● TASK BRIEF:
Please copy every line of the records below that holds the word "Christian".

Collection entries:
.....
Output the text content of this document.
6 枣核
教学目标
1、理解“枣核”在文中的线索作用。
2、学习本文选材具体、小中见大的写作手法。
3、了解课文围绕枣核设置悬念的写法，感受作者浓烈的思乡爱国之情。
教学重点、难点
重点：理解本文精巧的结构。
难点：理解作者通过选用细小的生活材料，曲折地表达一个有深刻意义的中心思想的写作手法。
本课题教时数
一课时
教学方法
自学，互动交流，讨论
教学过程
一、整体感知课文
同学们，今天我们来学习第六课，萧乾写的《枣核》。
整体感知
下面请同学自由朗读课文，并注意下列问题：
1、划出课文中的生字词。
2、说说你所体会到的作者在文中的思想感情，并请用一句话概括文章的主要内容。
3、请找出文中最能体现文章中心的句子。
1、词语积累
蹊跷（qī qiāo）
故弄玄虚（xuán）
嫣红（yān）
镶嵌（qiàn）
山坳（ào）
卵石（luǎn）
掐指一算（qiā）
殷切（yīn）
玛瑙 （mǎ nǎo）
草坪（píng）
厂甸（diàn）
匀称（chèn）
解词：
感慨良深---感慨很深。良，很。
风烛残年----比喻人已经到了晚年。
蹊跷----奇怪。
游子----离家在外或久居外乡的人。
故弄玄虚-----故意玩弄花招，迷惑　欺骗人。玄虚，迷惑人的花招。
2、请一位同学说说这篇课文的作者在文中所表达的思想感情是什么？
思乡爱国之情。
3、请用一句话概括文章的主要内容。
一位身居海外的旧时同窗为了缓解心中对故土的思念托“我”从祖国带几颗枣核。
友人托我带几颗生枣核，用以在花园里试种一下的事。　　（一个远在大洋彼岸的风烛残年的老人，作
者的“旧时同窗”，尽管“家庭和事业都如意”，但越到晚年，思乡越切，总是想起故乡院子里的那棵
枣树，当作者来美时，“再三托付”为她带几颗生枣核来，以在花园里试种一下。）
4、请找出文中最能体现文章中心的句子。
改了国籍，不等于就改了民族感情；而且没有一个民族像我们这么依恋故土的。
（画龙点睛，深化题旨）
.....
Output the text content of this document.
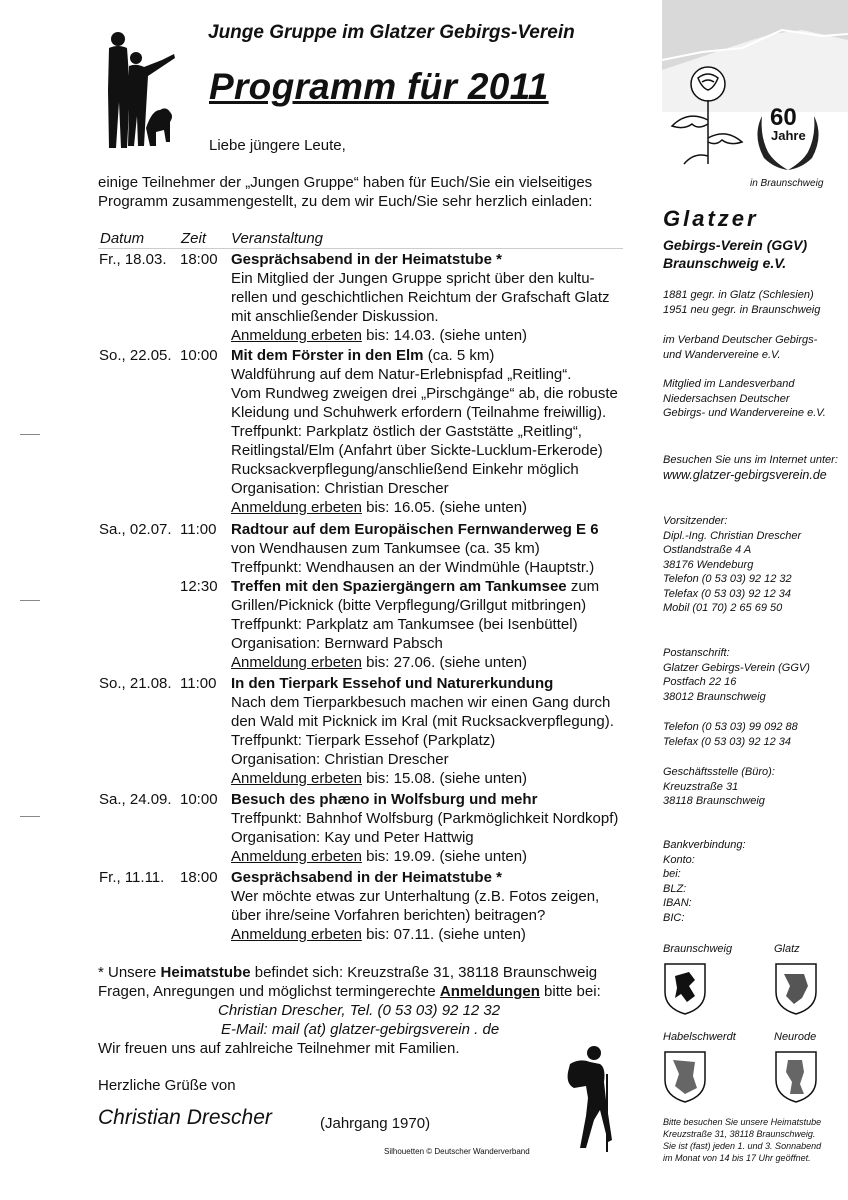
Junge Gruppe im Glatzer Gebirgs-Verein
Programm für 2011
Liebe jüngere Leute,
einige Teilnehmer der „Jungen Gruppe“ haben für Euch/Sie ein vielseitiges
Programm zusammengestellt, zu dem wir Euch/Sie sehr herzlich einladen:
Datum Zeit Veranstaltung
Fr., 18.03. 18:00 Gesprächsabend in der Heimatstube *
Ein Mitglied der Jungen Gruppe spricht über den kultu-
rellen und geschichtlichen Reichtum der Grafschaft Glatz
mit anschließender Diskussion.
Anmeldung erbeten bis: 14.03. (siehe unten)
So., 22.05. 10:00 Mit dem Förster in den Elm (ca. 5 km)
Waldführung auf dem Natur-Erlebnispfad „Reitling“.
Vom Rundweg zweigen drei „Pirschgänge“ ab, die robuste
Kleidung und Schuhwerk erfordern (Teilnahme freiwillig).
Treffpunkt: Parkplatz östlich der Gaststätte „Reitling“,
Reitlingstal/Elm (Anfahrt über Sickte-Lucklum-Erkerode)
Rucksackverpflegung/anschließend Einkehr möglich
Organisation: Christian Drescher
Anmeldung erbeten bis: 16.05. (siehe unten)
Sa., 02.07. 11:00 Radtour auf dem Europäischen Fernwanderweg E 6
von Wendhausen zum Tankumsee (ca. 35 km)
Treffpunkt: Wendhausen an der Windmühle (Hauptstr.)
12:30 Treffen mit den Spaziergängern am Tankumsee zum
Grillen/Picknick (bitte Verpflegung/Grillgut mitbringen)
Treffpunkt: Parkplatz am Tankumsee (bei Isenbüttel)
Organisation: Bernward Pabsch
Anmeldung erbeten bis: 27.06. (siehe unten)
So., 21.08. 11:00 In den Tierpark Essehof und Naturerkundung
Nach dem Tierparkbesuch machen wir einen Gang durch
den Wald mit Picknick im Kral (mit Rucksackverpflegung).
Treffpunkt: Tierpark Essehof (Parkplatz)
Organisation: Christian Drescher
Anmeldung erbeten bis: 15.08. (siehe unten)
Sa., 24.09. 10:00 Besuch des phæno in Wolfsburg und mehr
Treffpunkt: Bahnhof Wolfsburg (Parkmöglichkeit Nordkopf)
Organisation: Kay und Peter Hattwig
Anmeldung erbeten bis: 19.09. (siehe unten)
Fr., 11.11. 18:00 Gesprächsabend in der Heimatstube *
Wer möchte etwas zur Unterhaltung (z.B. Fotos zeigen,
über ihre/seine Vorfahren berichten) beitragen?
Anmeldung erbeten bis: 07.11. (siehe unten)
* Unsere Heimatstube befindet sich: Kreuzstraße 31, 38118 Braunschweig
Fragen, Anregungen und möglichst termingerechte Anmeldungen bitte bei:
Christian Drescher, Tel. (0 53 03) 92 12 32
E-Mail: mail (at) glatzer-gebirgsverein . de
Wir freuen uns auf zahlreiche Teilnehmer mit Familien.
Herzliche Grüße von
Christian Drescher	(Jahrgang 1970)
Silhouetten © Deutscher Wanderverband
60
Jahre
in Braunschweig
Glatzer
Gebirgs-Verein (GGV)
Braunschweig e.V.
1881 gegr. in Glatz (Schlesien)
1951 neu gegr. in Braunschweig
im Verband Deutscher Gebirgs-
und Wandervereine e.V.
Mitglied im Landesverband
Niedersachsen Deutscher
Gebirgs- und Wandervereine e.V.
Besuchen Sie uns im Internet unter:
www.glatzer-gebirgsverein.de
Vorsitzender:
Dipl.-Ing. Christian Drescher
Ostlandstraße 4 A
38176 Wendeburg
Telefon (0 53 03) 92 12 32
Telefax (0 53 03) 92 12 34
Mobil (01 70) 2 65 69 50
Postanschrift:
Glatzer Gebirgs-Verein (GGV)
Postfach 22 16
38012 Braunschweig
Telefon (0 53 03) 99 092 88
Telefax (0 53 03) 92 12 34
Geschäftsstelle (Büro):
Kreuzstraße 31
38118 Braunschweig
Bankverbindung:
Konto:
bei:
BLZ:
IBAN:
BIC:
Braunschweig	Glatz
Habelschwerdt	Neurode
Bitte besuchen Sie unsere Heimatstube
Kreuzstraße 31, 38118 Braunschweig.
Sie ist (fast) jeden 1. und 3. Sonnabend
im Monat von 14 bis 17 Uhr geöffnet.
.....
● FINAL RESULT:
Organisation: Christian Drescher
Organisation: Christian Drescher
Christian Drescher, Tel. (0 53 03) 92 12 32
Christian Drescher	(Jahrgang 1970)
Dipl.-Ing. Christian Drescher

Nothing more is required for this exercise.